(Dataset records)
● ● ●
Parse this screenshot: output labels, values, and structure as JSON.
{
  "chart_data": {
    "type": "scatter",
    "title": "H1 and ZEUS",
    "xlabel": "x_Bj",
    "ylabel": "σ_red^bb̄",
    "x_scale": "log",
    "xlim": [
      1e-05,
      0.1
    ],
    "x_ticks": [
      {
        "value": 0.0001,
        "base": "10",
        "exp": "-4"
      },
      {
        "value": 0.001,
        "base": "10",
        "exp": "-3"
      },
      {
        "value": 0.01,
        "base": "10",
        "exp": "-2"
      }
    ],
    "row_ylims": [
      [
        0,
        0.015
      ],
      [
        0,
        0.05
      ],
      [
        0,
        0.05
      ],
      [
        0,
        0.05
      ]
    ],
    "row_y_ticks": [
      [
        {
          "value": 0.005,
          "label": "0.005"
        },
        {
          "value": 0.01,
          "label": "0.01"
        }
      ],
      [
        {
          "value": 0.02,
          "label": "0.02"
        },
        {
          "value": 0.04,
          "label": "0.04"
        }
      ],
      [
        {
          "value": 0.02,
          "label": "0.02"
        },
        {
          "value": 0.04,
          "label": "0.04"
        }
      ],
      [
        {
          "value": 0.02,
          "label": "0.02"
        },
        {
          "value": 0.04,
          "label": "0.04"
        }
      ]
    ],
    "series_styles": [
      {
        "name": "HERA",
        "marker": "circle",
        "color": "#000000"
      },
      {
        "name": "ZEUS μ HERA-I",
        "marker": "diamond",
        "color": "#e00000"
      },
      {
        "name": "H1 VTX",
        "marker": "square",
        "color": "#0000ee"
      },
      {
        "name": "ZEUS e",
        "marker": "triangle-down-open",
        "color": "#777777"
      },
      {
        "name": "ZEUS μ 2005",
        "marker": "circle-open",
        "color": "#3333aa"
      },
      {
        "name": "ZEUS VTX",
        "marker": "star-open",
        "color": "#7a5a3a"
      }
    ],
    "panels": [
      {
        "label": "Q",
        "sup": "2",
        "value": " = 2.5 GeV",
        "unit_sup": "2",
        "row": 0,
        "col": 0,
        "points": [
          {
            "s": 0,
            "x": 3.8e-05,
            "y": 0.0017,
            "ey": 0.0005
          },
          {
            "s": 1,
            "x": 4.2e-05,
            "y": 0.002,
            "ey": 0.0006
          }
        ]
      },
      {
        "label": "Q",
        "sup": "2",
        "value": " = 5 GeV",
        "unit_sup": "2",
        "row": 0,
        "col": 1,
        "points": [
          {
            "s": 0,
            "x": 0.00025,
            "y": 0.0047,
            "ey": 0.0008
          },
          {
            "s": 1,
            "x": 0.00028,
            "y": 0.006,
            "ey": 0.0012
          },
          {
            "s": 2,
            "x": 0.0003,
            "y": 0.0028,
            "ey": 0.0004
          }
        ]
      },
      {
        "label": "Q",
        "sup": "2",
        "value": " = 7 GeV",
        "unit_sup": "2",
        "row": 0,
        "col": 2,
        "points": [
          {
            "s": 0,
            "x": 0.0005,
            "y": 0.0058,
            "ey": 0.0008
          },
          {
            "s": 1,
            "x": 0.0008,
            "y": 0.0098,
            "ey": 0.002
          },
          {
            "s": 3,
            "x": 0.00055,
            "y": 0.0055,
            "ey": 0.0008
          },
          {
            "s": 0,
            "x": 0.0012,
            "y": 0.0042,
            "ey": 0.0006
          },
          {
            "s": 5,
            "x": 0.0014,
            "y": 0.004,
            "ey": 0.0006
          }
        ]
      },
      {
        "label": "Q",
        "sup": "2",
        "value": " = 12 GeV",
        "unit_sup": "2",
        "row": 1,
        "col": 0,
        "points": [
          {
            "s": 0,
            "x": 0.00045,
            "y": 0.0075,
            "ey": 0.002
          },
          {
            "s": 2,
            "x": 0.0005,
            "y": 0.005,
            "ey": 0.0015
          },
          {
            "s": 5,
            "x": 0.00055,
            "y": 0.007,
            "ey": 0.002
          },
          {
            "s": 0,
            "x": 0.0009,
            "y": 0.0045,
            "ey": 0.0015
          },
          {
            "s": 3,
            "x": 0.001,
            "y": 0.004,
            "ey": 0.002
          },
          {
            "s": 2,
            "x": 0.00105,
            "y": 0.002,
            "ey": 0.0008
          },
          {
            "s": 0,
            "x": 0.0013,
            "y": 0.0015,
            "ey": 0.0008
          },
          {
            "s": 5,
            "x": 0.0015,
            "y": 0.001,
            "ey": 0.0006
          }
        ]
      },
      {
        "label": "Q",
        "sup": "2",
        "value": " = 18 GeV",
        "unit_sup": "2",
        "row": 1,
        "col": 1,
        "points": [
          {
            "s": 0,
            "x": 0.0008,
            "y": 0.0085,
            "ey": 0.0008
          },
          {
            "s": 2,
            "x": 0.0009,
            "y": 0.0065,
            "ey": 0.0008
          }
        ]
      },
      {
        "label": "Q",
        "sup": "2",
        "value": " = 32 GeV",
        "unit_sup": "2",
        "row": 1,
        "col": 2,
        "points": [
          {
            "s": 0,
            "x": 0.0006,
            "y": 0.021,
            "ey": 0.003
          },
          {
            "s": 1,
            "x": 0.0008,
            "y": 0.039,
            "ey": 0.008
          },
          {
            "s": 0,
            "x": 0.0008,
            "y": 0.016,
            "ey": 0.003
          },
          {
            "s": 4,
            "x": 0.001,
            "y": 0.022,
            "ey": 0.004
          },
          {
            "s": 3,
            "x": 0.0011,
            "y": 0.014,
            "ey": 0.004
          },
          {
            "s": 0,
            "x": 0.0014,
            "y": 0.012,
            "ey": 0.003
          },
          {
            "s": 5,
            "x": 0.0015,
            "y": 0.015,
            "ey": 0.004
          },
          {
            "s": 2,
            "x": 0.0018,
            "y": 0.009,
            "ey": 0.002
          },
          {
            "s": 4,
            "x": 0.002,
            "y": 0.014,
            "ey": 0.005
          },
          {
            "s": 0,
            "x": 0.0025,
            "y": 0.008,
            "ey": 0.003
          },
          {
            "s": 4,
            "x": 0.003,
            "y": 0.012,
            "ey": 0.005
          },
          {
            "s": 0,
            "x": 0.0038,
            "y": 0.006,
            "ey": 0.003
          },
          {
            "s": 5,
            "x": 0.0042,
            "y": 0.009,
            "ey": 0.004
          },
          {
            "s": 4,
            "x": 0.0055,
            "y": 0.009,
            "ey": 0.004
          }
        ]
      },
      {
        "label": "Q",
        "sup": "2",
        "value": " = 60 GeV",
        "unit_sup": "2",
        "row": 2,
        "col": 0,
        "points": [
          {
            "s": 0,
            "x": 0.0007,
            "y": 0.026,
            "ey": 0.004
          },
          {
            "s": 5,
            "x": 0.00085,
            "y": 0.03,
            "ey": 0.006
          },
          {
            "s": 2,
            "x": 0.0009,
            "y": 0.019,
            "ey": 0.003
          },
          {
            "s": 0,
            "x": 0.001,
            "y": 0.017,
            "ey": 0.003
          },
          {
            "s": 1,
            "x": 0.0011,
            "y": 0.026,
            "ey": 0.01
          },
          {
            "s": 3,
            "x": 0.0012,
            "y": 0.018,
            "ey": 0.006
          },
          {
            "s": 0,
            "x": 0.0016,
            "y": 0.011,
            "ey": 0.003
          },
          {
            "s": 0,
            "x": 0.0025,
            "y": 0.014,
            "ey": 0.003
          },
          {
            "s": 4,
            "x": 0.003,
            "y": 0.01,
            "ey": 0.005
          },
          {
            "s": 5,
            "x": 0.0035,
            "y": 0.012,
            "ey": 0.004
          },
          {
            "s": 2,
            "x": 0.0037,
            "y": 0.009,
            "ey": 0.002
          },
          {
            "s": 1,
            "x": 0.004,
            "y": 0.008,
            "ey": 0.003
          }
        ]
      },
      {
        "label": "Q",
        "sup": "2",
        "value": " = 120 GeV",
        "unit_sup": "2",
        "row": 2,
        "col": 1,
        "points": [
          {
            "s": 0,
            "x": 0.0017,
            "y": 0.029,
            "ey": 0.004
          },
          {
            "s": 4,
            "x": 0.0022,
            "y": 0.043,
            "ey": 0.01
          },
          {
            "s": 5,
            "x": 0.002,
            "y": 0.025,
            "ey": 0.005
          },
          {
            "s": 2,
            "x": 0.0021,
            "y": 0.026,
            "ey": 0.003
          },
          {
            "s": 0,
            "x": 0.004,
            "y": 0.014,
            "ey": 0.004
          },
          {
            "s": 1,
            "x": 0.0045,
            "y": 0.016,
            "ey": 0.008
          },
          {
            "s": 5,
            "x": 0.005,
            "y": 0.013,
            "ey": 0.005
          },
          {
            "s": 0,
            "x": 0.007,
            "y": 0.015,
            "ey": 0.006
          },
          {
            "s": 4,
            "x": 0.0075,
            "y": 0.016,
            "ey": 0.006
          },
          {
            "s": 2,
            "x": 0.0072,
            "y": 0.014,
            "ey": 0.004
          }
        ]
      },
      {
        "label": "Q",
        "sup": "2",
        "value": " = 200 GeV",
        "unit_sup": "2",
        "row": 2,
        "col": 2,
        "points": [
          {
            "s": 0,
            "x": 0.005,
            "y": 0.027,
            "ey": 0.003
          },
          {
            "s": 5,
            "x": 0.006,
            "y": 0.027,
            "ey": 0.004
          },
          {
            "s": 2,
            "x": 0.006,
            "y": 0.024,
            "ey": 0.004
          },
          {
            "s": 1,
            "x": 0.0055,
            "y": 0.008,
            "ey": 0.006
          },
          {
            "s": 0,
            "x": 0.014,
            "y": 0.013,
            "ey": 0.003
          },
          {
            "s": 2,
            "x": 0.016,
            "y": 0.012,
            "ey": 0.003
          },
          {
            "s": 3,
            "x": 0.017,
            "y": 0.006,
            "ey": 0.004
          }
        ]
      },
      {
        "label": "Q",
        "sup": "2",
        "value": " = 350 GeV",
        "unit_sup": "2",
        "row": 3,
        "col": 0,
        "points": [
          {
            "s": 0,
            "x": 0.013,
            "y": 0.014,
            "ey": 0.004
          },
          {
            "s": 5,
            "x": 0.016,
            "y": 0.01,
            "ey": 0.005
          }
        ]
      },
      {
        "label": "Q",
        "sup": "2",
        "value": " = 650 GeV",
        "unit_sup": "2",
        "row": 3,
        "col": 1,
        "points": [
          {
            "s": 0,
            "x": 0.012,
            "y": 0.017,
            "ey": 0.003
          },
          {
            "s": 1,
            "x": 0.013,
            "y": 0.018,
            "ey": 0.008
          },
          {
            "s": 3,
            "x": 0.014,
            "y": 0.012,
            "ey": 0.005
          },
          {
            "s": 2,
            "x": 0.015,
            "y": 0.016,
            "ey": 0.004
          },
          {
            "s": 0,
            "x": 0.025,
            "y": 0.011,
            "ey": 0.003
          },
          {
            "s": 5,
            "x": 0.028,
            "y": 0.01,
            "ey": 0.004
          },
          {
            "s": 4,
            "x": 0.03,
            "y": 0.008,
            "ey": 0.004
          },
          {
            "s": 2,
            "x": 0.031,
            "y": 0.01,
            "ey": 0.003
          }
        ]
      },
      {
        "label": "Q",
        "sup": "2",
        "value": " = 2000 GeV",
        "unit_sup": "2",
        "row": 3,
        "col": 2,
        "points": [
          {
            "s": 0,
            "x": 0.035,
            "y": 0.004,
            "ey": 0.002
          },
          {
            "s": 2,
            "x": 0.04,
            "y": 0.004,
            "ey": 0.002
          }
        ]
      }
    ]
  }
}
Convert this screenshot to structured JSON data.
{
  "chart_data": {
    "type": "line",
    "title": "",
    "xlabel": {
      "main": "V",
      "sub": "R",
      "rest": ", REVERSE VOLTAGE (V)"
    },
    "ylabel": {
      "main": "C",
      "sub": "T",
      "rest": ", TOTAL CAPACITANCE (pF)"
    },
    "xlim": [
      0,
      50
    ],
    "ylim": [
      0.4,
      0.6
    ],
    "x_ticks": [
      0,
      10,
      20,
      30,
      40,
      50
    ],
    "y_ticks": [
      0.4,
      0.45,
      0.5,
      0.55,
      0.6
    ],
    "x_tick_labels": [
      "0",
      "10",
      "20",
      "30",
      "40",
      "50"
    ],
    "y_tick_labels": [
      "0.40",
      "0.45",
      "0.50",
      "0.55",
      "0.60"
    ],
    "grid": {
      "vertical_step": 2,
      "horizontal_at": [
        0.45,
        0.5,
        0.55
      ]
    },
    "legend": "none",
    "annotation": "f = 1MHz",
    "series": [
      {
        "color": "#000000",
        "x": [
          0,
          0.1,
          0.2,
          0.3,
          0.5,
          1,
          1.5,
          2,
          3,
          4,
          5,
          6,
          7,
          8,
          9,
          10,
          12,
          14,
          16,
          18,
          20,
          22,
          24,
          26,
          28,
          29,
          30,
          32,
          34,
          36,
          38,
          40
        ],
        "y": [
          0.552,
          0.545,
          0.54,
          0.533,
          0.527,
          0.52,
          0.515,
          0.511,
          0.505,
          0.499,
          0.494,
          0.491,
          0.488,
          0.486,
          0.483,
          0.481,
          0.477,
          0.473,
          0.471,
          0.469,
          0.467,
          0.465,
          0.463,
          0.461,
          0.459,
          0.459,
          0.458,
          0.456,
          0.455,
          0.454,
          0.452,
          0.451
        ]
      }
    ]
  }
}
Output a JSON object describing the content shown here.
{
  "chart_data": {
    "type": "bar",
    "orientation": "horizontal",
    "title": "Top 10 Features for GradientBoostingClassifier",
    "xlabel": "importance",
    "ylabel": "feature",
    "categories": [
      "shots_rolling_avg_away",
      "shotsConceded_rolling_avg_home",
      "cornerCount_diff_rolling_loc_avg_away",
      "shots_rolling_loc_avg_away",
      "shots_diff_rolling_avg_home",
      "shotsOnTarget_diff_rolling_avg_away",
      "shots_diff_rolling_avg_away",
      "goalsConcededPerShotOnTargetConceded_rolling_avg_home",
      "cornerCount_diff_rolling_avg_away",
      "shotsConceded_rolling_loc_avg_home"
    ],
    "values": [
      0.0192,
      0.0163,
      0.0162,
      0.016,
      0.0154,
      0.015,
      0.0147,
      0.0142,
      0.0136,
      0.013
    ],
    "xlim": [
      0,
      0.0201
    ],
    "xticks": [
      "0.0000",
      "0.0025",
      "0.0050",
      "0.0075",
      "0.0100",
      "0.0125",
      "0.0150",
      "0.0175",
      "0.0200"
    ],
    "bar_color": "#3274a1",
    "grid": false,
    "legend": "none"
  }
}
● ● ●
#### Work instructions
Every line that holds the string "marker" should be returned.

#### Answer to the task
        "marker": "circle",
        "marker": "diamond",
        "marker": "square",
        "marker": "triangle-down-open",
        "marker": "circle-open",
        "marker": "star-open",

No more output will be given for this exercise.